Work instruction = A word-for-word copy of all entries is required, without images.

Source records
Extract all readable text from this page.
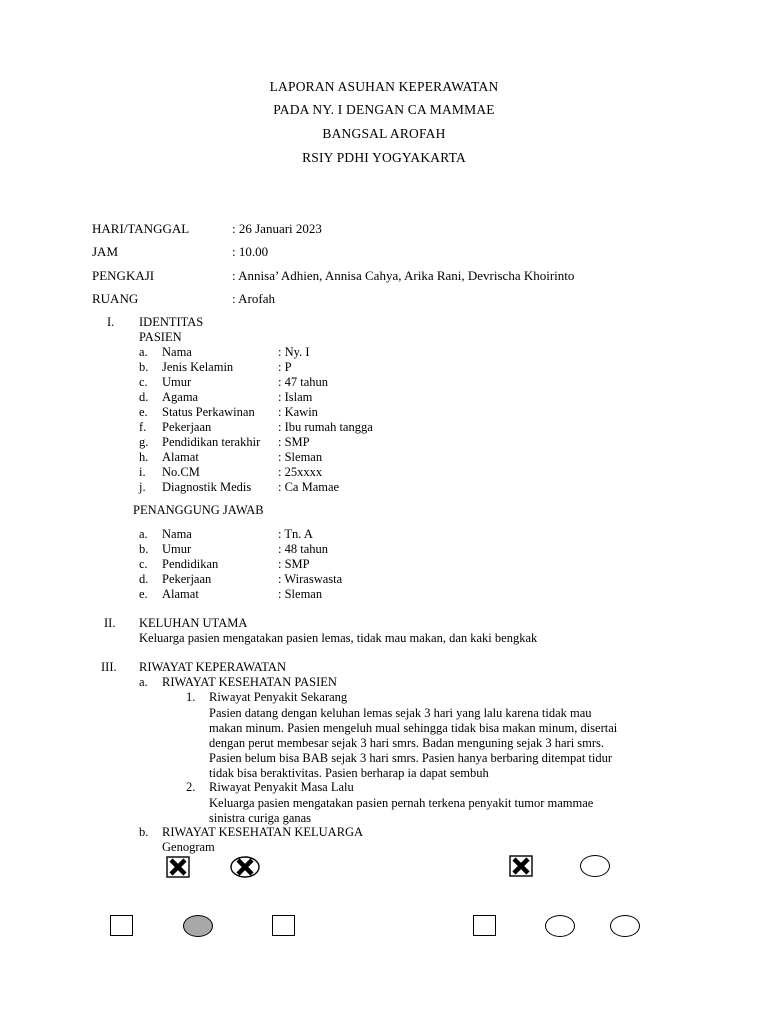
LAPORAN ASUHAN KEPERAWATAN
PADA NY. I DENGAN CA MAMMAE
BANGSAL AROFAH
RSIY PDHI YOGYAKARTA
HARI/TANGGAL	: 26 Januari 2023
JAM	: 10.00
PENGKAJI	: Annisa’ Adhien, Annisa Cahya, Arika Rani, Devrischa Khoirinto
RUANG	: Arofah
I. IDENTITAS
PASIEN
a. Nama	: Ny. I
b. Jenis Kelamin	: P
c. Umur	: 47 tahun
d. Agama	: Islam
e. Status Perkawinan : Kawin
f. Pekerjaan	: Ibu rumah tangga
g. Pendidikan terakhir : SMP
h. Alamat	: Sleman
i. No.CM	: 25xxxx
j. Diagnostik Medis : Ca Mamae
PENANGGUNG JAWAB
a. Nama	: Tn. A
b. Umur	: 48 tahun
c. Pendidikan	: SMP
d. Pekerjaan	: Wiraswasta
e. Alamat	: Sleman
II. KELUHAN UTAMA
Keluarga pasien mengatakan pasien lemas, tidak mau makan, dan kaki bengkak
III. RIWAYAT KEPERAWATAN
a. RIWAYAT KESEHATAN PASIEN
1. Riwayat Penyakit Sekarang
Pasien datang dengan keluhan lemas sejak 3 hari yang lalu karena tidak mau
makan minum. Pasien mengeluh mual sehingga tidak bisa makan minum, disertai
dengan perut membesar sejak 3 hari smrs. Badan menguning sejak 3 hari smrs.
Pasien belum bisa BAB sejak 3 hari smrs. Pasien hanya berbaring ditempat tidur
tidak bisa beraktivitas. Pasien berharap ia dapat sembuh
2. Riwayat Penyakit Masa Lalu
Keluarga pasien mengatakan pasien pernah terkena penyakit tumor mammae
sinistra curiga ganas
b. RIWAYAT KESEHATAN KELUARGA
Genogram
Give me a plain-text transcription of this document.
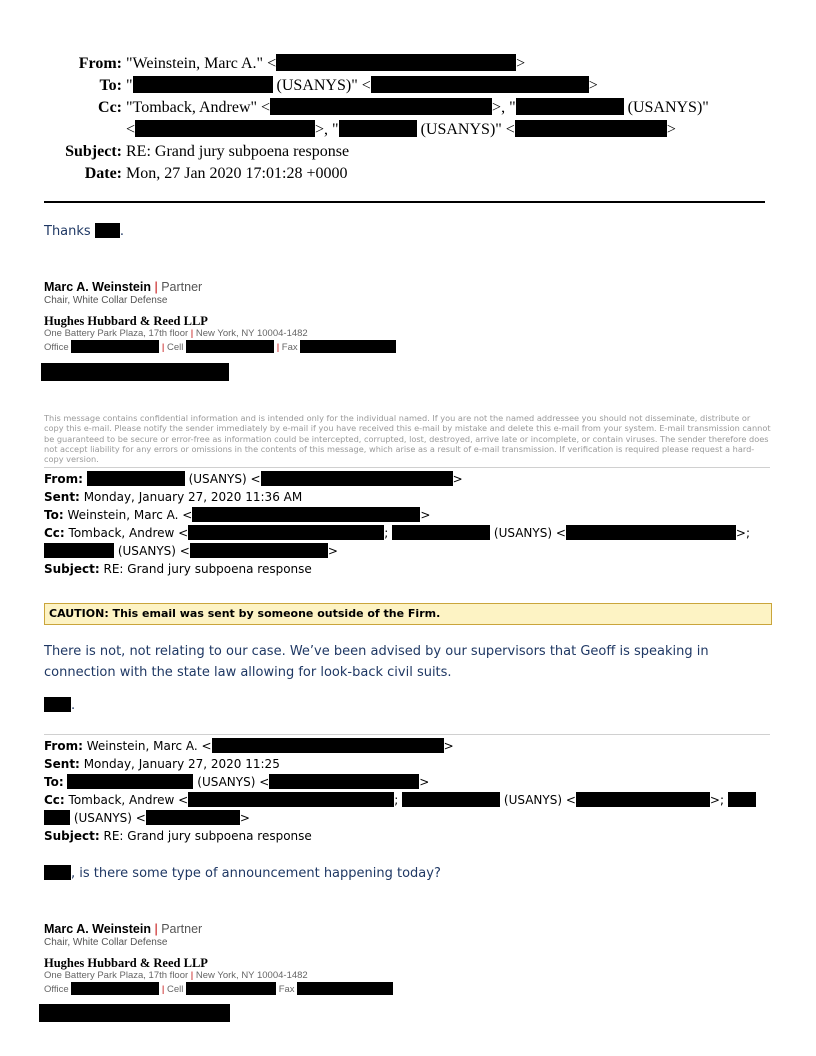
From: "Weinstein, Marc A." <	>
To: "	(USANYS)" <	>
Cc: "Tomback, Andrew" <	>, "	(USANYS)"
<	>, "	(USANYS)" <	>
Subject: RE: Grand jury subpoena response
Date: Mon, 27 Jan 2020 17:01:28 +0000
Thanks .
Marc A. Weinstein | Partner
Chair, White Collar Defense
Hughes Hubbard & Reed LLP
One Battery Park Plaza, 17th floor | New York, NY 10004-1482
Office	| Cell	| Fax
This message contains confidential information and is intended only for the individual named. If you are not the named addressee you should not disseminate, distribute or copy this e-mail. Please notify the sender immediately by e-mail if you have received this e-mail by mistake and delete this e-mail from your system. E-mail transmission cannot be guaranteed to be secure or error-free as information could be intercepted, corrupted, lost, destroyed, arrive late or incomplete, or contain viruses. The sender therefore does not accept liability for any errors or omissions in the contents of this message, which arise as a result of e-mail transmission. If verification is required please request a hard-copy version.
From:	(USANYS) <	>
Sent: Monday, January 27, 2020 11:36 AM
To: Weinstein, Marc A. <	>
Cc: Tomback, Andrew <	;	(USANYS) <	>;
(USANYS) <	>
Subject: RE: Grand jury subpoena response
CAUTION: This email was sent by someone outside of the Firm.
There is not, not relating to our case. We’ve been advised by our supervisors that Geoff is speaking in connection with the state law allowing for look-back civil suits.
.
From: Weinstein, Marc A. <	>
Sent: Monday, January 27, 2020 11:25
To:	(USANYS) <	>
Cc: Tomback, Andrew <	;	(USANYS) <	>;
(USANYS) <	>
Subject: RE: Grand jury subpoena response
, is there some type of announcement happening today?
Marc A. Weinstein | Partner
Chair, White Collar Defense
Hughes Hubbard & Reed LLP
One Battery Park Plaza, 17th floor | New York, NY 10004-1482
Office	| Cell	Fax
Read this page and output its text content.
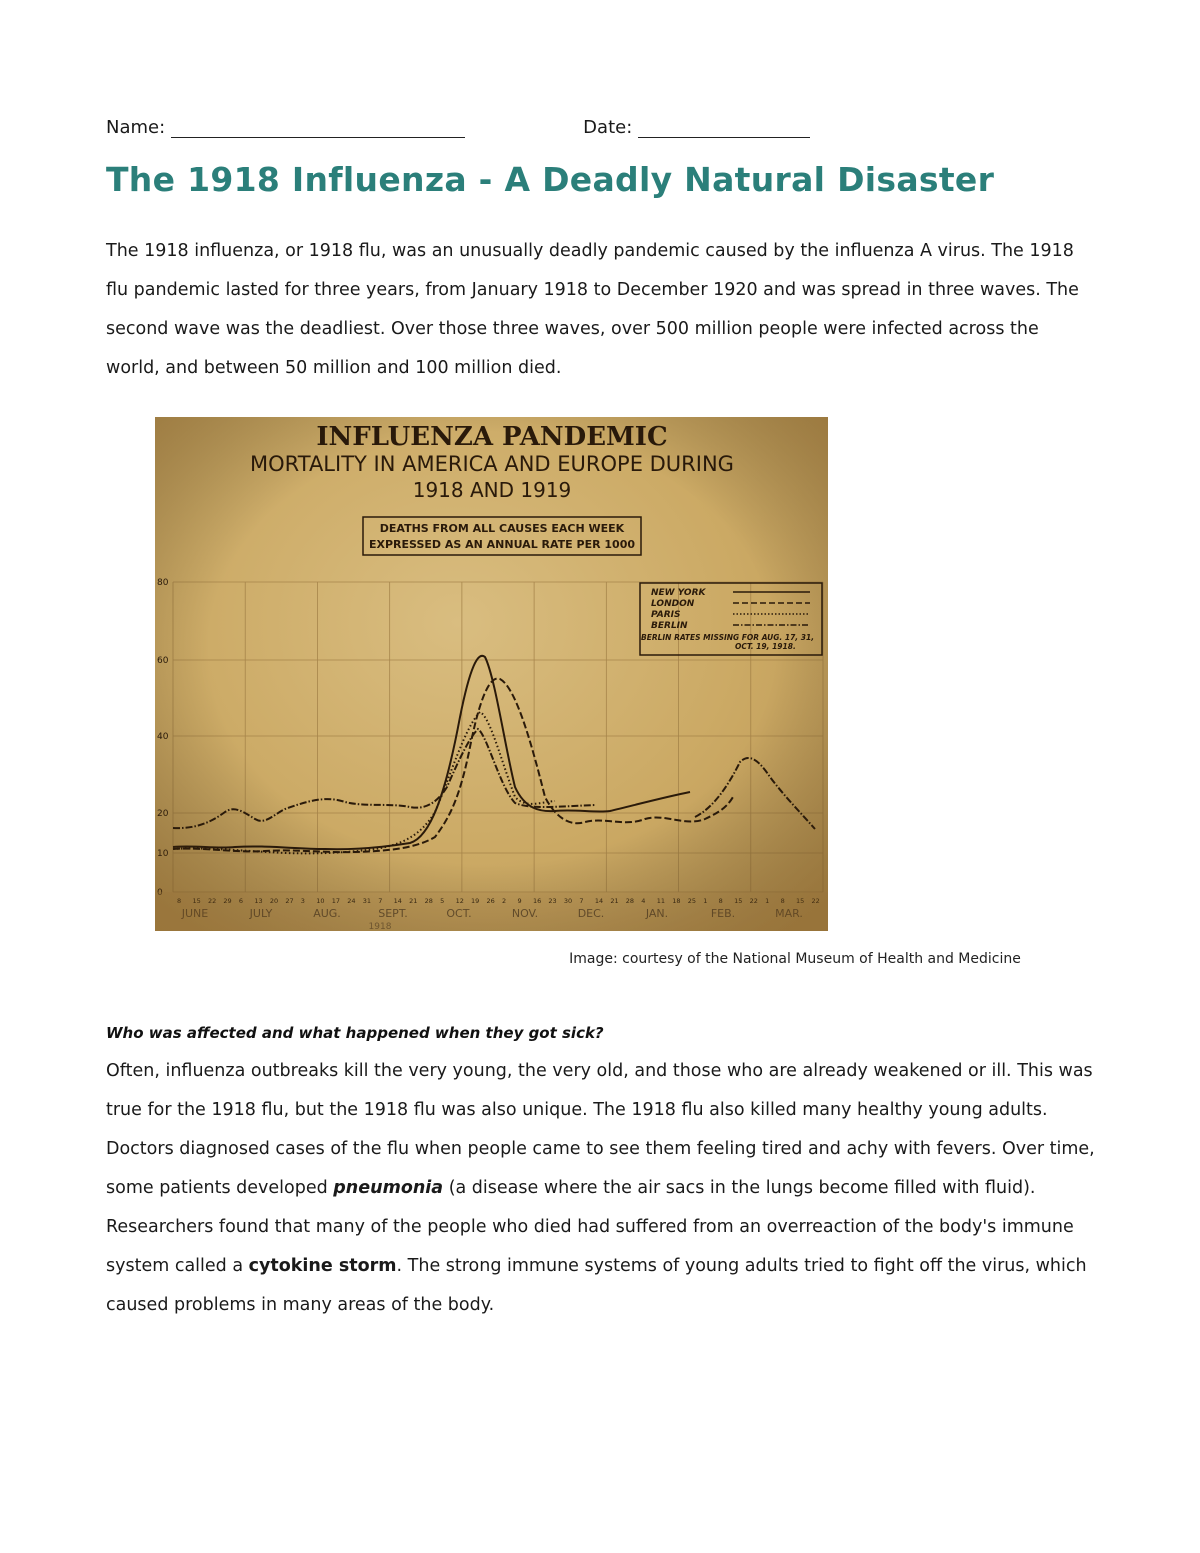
Name:	Date:
The 1918 Influenza - A Deadly Natural Disaster

The 1918 influenza, or 1918 flu, was an unusually deadly pandemic caused by the influenza A virus. The 1918 flu pandemic lasted for three years, from January 1918 to December 1920 and was spread in three waves. The second wave was the deadliest. Over those three waves, over 500 million people were infected across the world, and between 50 million and 100 million died.

Image: courtesy of the National Museum of Health and Medicine
Who was affected and what happened when they got sick?

Often, influenza outbreaks kill the very young, the very old, and those who are already weakened or ill. This was true for the 1918 flu, but the 1918 flu was also unique. The 1918 flu also killed many healthy young adults. Doctors diagnosed cases of the flu when people came to see them feeling tired and achy with fevers. Over time, some patients developed pneumonia (a disease where the air sacs in the lungs become filled with fluid). Researchers found that many of the people who died had suffered from an overreaction of the body's immune system called a cytokine storm. The strong immune systems of young adults tried to fight off the virus, which caused problems in many areas of the body.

Solution to the problem =
Extract all readable text from this page.
LAPORAN ASUHAN KEPERAWATAN
PADA NY. I DENGAN CA MAMMAE
BANGSAL AROFAH
RSIY PDHI YOGYAKARTA
HARI/TANGGAL	: 26 Januari 2023
JAM	: 10.00
PENGKAJI	: Annisa’ Adhien, Annisa Cahya, Arika Rani, Devrischa Khoirinto
RUANG	: Arofah
I. IDENTITAS
PASIEN
a. Nama	: Ny. I
b. Jenis Kelamin	: P
c. Umur	: 47 tahun
d. Agama	: Islam
e. Status Perkawinan : Kawin
f. Pekerjaan	: Ibu rumah tangga
g. Pendidikan terakhir : SMP
h. Alamat	: Sleman
i. No.CM	: 25xxxx
j. Diagnostik Medis : Ca Mamae
PENANGGUNG JAWAB
a. Nama	: Tn. A
b. Umur	: 48 tahun
c. Pendidikan	: SMP
d. Pekerjaan	: Wiraswasta
e. Alamat	: Sleman
II. KELUHAN UTAMA
Keluarga pasien mengatakan pasien lemas, tidak mau makan, dan kaki bengkak
III. RIWAYAT KEPERAWATAN
a. RIWAYAT KESEHATAN PASIEN
1. Riwayat Penyakit Sekarang
Pasien datang dengan keluhan lemas sejak 3 hari yang lalu karena tidak mau
makan minum. Pasien mengeluh mual sehingga tidak bisa makan minum, disertai
dengan perut membesar sejak 3 hari smrs. Badan menguning sejak 3 hari smrs.
Pasien belum bisa BAB sejak 3 hari smrs. Pasien hanya berbaring ditempat tidur
tidak bisa beraktivitas. Pasien berharap ia dapat sembuh
2. Riwayat Penyakit Masa Lalu
Keluarga pasien mengatakan pasien pernah terkena penyakit tumor mammae
sinistra curiga ganas
b. RIWAYAT KESEHATAN KELUARGA
Genogram
Give me a plain-text transcription of this document.
From: "Weinstein, Marc A." <	>
To: "	(USANYS)" <	>
Cc: "Tomback, Andrew" <	>, "	(USANYS)"
<	>, "	(USANYS)" <	>
Subject: RE: Grand jury subpoena response
Date: Mon, 27 Jan 2020 17:01:28 +0000
Thanks .
Marc A. Weinstein | Partner
Chair, White Collar Defense
Hughes Hubbard & Reed LLP
One Battery Park Plaza, 17th floor | New York, NY 10004-1482
Office	| Cell	| Fax
This message contains confidential information and is intended only for the individual named. If you are not the named addressee you should not disseminate, distribute or copy this e-mail. Please notify the sender immediately by e-mail if you have received this e-mail by mistake and delete this e-mail from your system. E-mail transmission cannot be guaranteed to be secure or error-free as information could be intercepted, corrupted, lost, destroyed, arrive late or incomplete, or contain viruses. The sender therefore does not accept liability for any errors or omissions in the contents of this message, which arise as a result of e-mail transmission. If verification is required please request a hard-copy version.
From:	(USANYS) <	>
Sent: Monday, January 27, 2020 11:36 AM
To: Weinstein, Marc A. <	>
Cc: Tomback, Andrew <	;	(USANYS) <	>;
(USANYS) <	>
Subject: RE: Grand jury subpoena response
CAUTION: This email was sent by someone outside of the Firm.
There is not, not relating to our case. We’ve been advised by our supervisors that Geoff is speaking in connection with the state law allowing for look-back civil suits.
.
From: Weinstein, Marc A. <	>
Sent: Monday, January 27, 2020 11:25
To:	(USANYS) <	>
Cc: Tomback, Andrew <	;	(USANYS) <	>;
(USANYS) <	>
Subject: RE: Grand jury subpoena response
, is there some type of announcement happening today?
Marc A. Weinstein | Partner
Chair, White Collar Defense
Hughes Hubbard & Reed LLP
One Battery Park Plaza, 17th floor | New York, NY 10004-1482
Office	| Cell	Fax
Read this page and output its text content.
Name:	Date:
The 1918 Influenza - A Deadly Natural Disaster

The 1918 influenza, or 1918 flu, was an unusually deadly pandemic caused by the influenza A virus. The 1918 flu pandemic lasted for three years, from January 1918 to December 1920 and was spread in three waves. The second wave was the deadliest. Over those three waves, over 500 million people were infected across the world, and between 50 million and 100 million died.

Image: courtesy of the National Museum of Health and Medicine
Who was affected and what happened when they got sick?

Often, influenza outbreaks kill the very young, the very old, and those who are already weakened or ill. This was true for the 1918 flu, but the 1918 flu was also unique. The 1918 flu also killed many healthy young adults. Doctors diagnosed cases of the flu when people came to see them feeling tired and achy with fevers. Over time, some patients developed pneumonia (a disease where the air sacs in the lungs become filled with fluid). Researchers found that many of the people who died had suffered from an overreaction of the body's immune system called a cytokine storm. The strong immune systems of young adults tried to fight off the virus, which caused problems in many areas of the body.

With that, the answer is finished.